[WORK TO BE COMPLETED]
Copy the data precisely, character for character, and leave out every picture.

[EXERCISE MATERIALS]
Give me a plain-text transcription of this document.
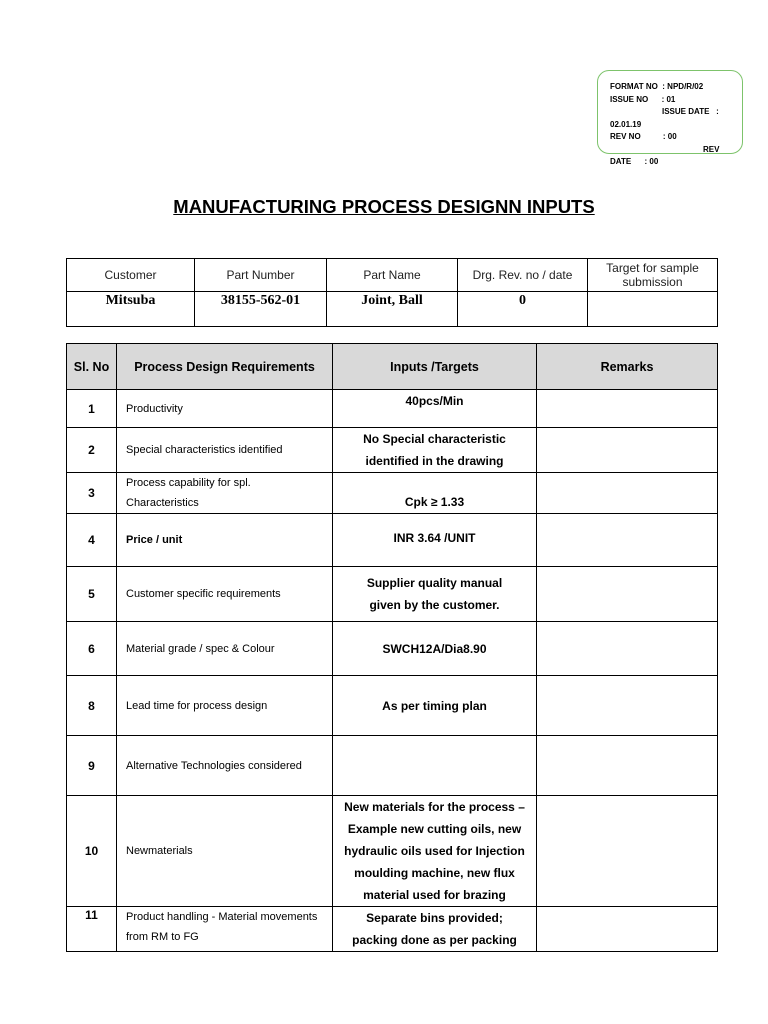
FORMAT NO  : NPD/R/02
ISSUE NO      : 01
ISSUE DATE   :
02.01.19
REV NO          : 00
REV
DATE      : 00
MANUFACTURING PROCESS DESIGNN INPUTS
Customer	Part Number	Part Name	Drg. Rev. no / date	Target for sample submission
Mitsuba	38155-562-01	Joint, Ball	0	
Sl. No	Process Design Requirements	Inputs /Targets	Remarks
1	Productivity	40pcs/Min	
2	Special characteristics identified	No Special characteristic identified in the drawing	
3	Process capability for spl. Characteristics	Cpk ≥ 1.33	
4	Price / unit	INR 3.64 /UNIT	
5	Customer specific requirements	Supplier quality manual given by the customer.	
6	Material grade / spec & Colour	SWCH12A/Dia8.90	
8	Lead time for process design	As per timing plan	
9	Alternative Technologies considered		
10	Newmaterials	New materials for the process – Example new cutting oils, new hydraulic oils used for Injection moulding machine, new flux material used for brazing	
11	Product handling - Material movements from RM to FG	Separate bins provided; packing done as per packing	
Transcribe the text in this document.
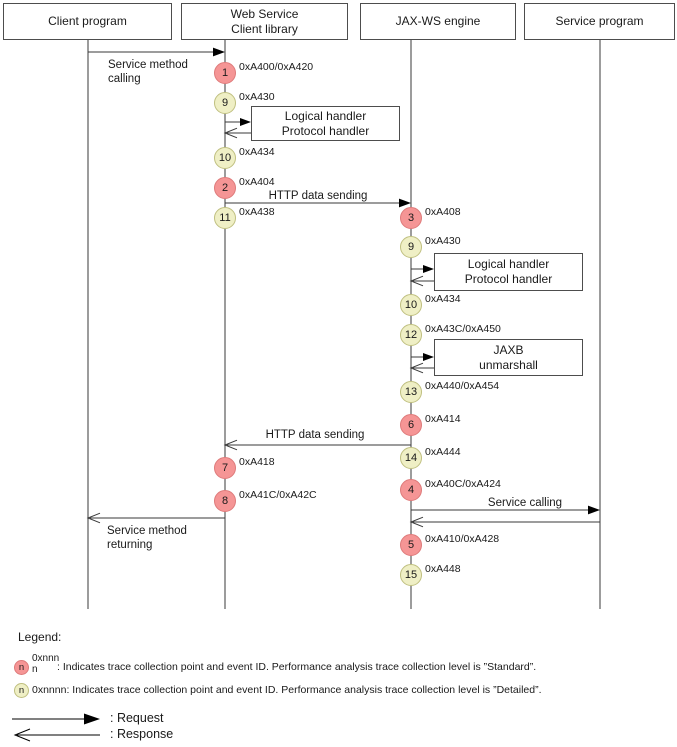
Client program
Web Service
Client library
JAX-WS engine	Service program
Logical handler
Protocol handler
Logical handler
Protocol handler
JAXB
unmarshall
Service method
calling
HTTP data sending
HTTP data sending
Service calling
Service method
returning
1	0xA400/0xA420
9	0xA430
10 0xA434
2	0xA404
11 0xA438	3	0xA408
9	0xA430
10 0xA434
12 0xA43C/0xA450
13 0xA440/0xA454
6	0xA414
14 0xA444
7	0xA418
8	0xA41C/0xA42C	4	0xA40C/0xA424
5	0xA410/0xA428
15 0xA448
Legend:
n
0xnnn
n	: Indicates trace collection point and event ID. Performance analysis trace collection level is ”Standard”.
n 0xnnnn: Indicates trace collection point and event ID. Performance analysis trace collection level is ”Detailed”.
: Request
: Response
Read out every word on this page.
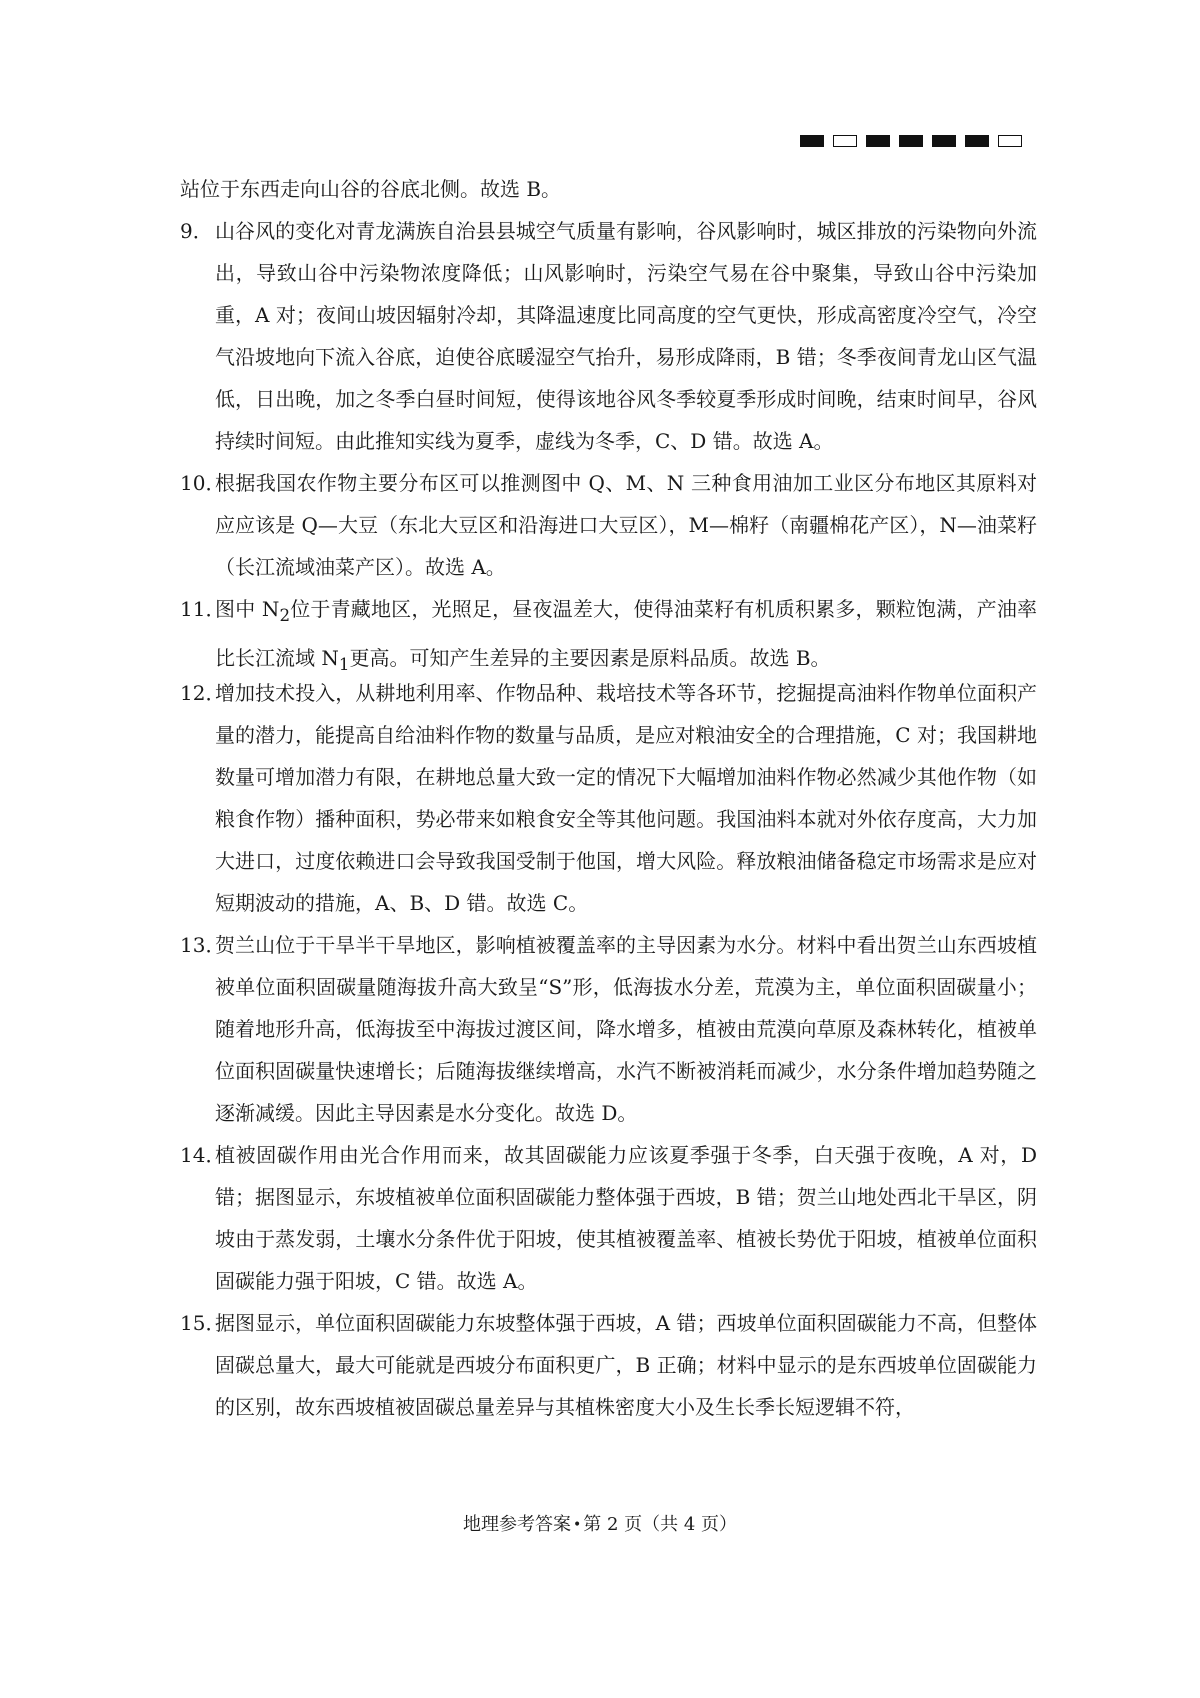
站位于东西走向山谷的谷底北侧。故选 B。
9． 山谷风的变化对青龙满族自治县县城空气质量有影响，谷风影响时，城区排放的污染物向外流出，导致山谷中污染物浓度降低；山风影响时，污染空气易在谷中聚集，导致山谷中污染加重，A 对；夜间山坡因辐射冷却，其降温速度比同高度的空气更快，形成高密度冷空气，冷空气沿坡地向下流入谷底，迫使谷底暖湿空气抬升，易形成降雨，B 错；冬季夜间青龙山区气温低，日出晚，加之冬季白昼时间短，使得该地谷风冬季较夏季形成时间晚，结束时间早，谷风持续时间短。由此推知实线为夏季，虚线为冬季，C、D 错。故选 A。
10．
根据我国农作物主要分布区可以推测图中 Q、M、N 三种食用油加工业区分布地区其原料对应应该是 Q—大豆（东北大豆区和沿海进口大豆区），M—棉籽（南疆棉花产区），N—油菜籽（长江流域油菜产区）。故选 A。
11．
图中 $N_2$位于青藏地区，光照足，昼夜温差大，使得油菜籽有机质积累多，颗粒饱满，产油率比长江流域 $N_1$更高。可知产生差异的主要因素是原料品质。故选 B。
12．
增加技术投入，从耕地利用率、作物品种、栽培技术等各环节，挖掘提高油料作物单位面积产量的潜力，能提高自给油料作物的数量与品质，是应对粮油安全的合理措施，C 对；我国耕地数量可增加潜力有限，在耕地总量大致一定的情况下大幅增加油料作物必然减少其他作物（如粮食作物）播种面积，势必带来如粮食安全等其他问题。我国油料本就对外依存度高，大力加大进口，过度依赖进口会导致我国受制于他国，增大风险。释放粮油储备稳定市场需求是应对短期波动的措施，A、B、D 错。故选 C。
13．
贺兰山位于干旱半干旱地区，影响植被覆盖率的主导因素为水分。材料中看出贺兰山东西坡植被单位面积固碳量随海拔升高大致呈“S”形，低海拔水分差，荒漠为主，单位面积固碳量小；随着地形升高，低海拔至中海拔过渡区间，降水增多，植被由荒漠向草原及森林转化，植被单位面积固碳量快速增长；后随海拔继续增高，水汽不断被消耗而减少，水分条件增加趋势随之逐渐减缓。因此主导因素是水分变化。故选 D。
14．
植被固碳作用由光合作用而来，故其固碳能力应该夏季强于冬季，白天强于夜晚，A 对，D 错；据图显示，东坡植被单位面积固碳能力整体强于西坡，B 错；贺兰山地处西北干旱区，阴坡由于蒸发弱，土壤水分条件优于阳坡，使其植被覆盖率、植被长势优于阳坡，植被单位面积固碳能力强于阳坡，C 错。故选 A。
15．
据图显示，单位面积固碳能力东坡整体强于西坡，A 错；西坡单位面积固碳能力不高，但整体固碳总量大，最大可能就是西坡分布面积更广，B 正确；材料中显示的是东西坡单位固碳能力的区别，故东西坡植被固碳总量差异与其植株密度大小及生长季长短逻辑不符，
地理参考答案 • 第 2 页（共 4 页）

[CORRECT RESULT]
Give me a plain-text transcription of this document.
FORMAT NO  : NPD/R/02
ISSUE NO      : 01
ISSUE DATE   :
02.01.19
REV NO          : 00
REV
DATE      : 00
MANUFACTURING PROCESS DESIGNN INPUTS
Customer	Part Number	Part Name	Drg. Rev. no / date	Target for sample submission
Mitsuba	38155-562-01	Joint, Ball	0	
Sl. No	Process Design Requirements	Inputs /Targets	Remarks
1	Productivity	40pcs/Min	
2	Special characteristics identified	No Special characteristic identified in the drawing	
3	Process capability for spl. Characteristics	Cpk ≥ 1.33	
4	Price / unit	INR 3.64 /UNIT	
5	Customer specific requirements	Supplier quality manual given by the customer.	
6	Material grade / spec & Colour	SWCH12A/Dia8.90	
8	Lead time for process design	As per timing plan	
9	Alternative Technologies considered		
10	Newmaterials	New materials for the process – Example new cutting oils, new hydraulic oils used for Injection moulding machine, new flux material used for brazing	
11	Product handling - Material movements from RM to FG	Separate bins provided; packing done as per packing	
Transcribe the text in this document.
Client program
Web Service
Client library
JAX-WS engine	Service program
Logical handler
Protocol handler
Logical handler
Protocol handler
JAXB
unmarshall
Service method
calling
HTTP data sending
HTTP data sending
Service calling
Service method
returning
1	0xA400/0xA420
9	0xA430
10 0xA434
2	0xA404
11 0xA438	3	0xA408
9	0xA430
10 0xA434
12 0xA43C/0xA450
13 0xA440/0xA454
6	0xA414
14 0xA444
7	0xA418
8	0xA41C/0xA42C	4	0xA40C/0xA424
5	0xA410/0xA428
15 0xA448
Legend:
n
0xnnn
n	: Indicates trace collection point and event ID. Performance analysis trace collection level is ”Standard”.
n 0xnnnn: Indicates trace collection point and event ID. Performance analysis trace collection level is ”Detailed”.
: Request
: Response
Read out every word on this page.
站位于东西走向山谷的谷底北侧。故选 B。
9． 山谷风的变化对青龙满族自治县县城空气质量有影响，谷风影响时，城区排放的污染物向外流出，导致山谷中污染物浓度降低；山风影响时，污染空气易在谷中聚集，导致山谷中污染加重，A 对；夜间山坡因辐射冷却，其降温速度比同高度的空气更快，形成高密度冷空气，冷空气沿坡地向下流入谷底，迫使谷底暖湿空气抬升，易形成降雨，B 错；冬季夜间青龙山区气温低，日出晚，加之冬季白昼时间短，使得该地谷风冬季较夏季形成时间晚，结束时间早，谷风持续时间短。由此推知实线为夏季，虚线为冬季，C、D 错。故选 A。
10．
根据我国农作物主要分布区可以推测图中 Q、M、N 三种食用油加工业区分布地区其原料对应应该是 Q—大豆（东北大豆区和沿海进口大豆区），M—棉籽（南疆棉花产区），N—油菜籽（长江流域油菜产区）。故选 A。
11．
图中 $N_2$位于青藏地区，光照足，昼夜温差大，使得油菜籽有机质积累多，颗粒饱满，产油率比长江流域 $N_1$更高。可知产生差异的主要因素是原料品质。故选 B。
12．
增加技术投入，从耕地利用率、作物品种、栽培技术等各环节，挖掘提高油料作物单位面积产量的潜力，能提高自给油料作物的数量与品质，是应对粮油安全的合理措施，C 对；我国耕地数量可增加潜力有限，在耕地总量大致一定的情况下大幅增加油料作物必然减少其他作物（如粮食作物）播种面积，势必带来如粮食安全等其他问题。我国油料本就对外依存度高，大力加大进口，过度依赖进口会导致我国受制于他国，增大风险。释放粮油储备稳定市场需求是应对短期波动的措施，A、B、D 错。故选 C。
13．
贺兰山位于干旱半干旱地区，影响植被覆盖率的主导因素为水分。材料中看出贺兰山东西坡植被单位面积固碳量随海拔升高大致呈“S”形，低海拔水分差，荒漠为主，单位面积固碳量小；随着地形升高，低海拔至中海拔过渡区间，降水增多，植被由荒漠向草原及森林转化，植被单位面积固碳量快速增长；后随海拔继续增高，水汽不断被消耗而减少，水分条件增加趋势随之逐渐减缓。因此主导因素是水分变化。故选 D。
14．
植被固碳作用由光合作用而来，故其固碳能力应该夏季强于冬季，白天强于夜晚，A 对，D 错；据图显示，东坡植被单位面积固碳能力整体强于西坡，B 错；贺兰山地处西北干旱区，阴坡由于蒸发弱，土壤水分条件优于阳坡，使其植被覆盖率、植被长势优于阳坡，植被单位面积固碳能力强于阳坡，C 错。故选 A。
15．
据图显示，单位面积固碳能力东坡整体强于西坡，A 错；西坡单位面积固碳能力不高，但整体固碳总量大，最大可能就是西坡分布面积更广，B 正确；材料中显示的是东西坡单位固碳能力的区别，故东西坡植被固碳总量差异与其植株密度大小及生长季长短逻辑不符，
地理参考答案 • 第 2 页（共 4 页）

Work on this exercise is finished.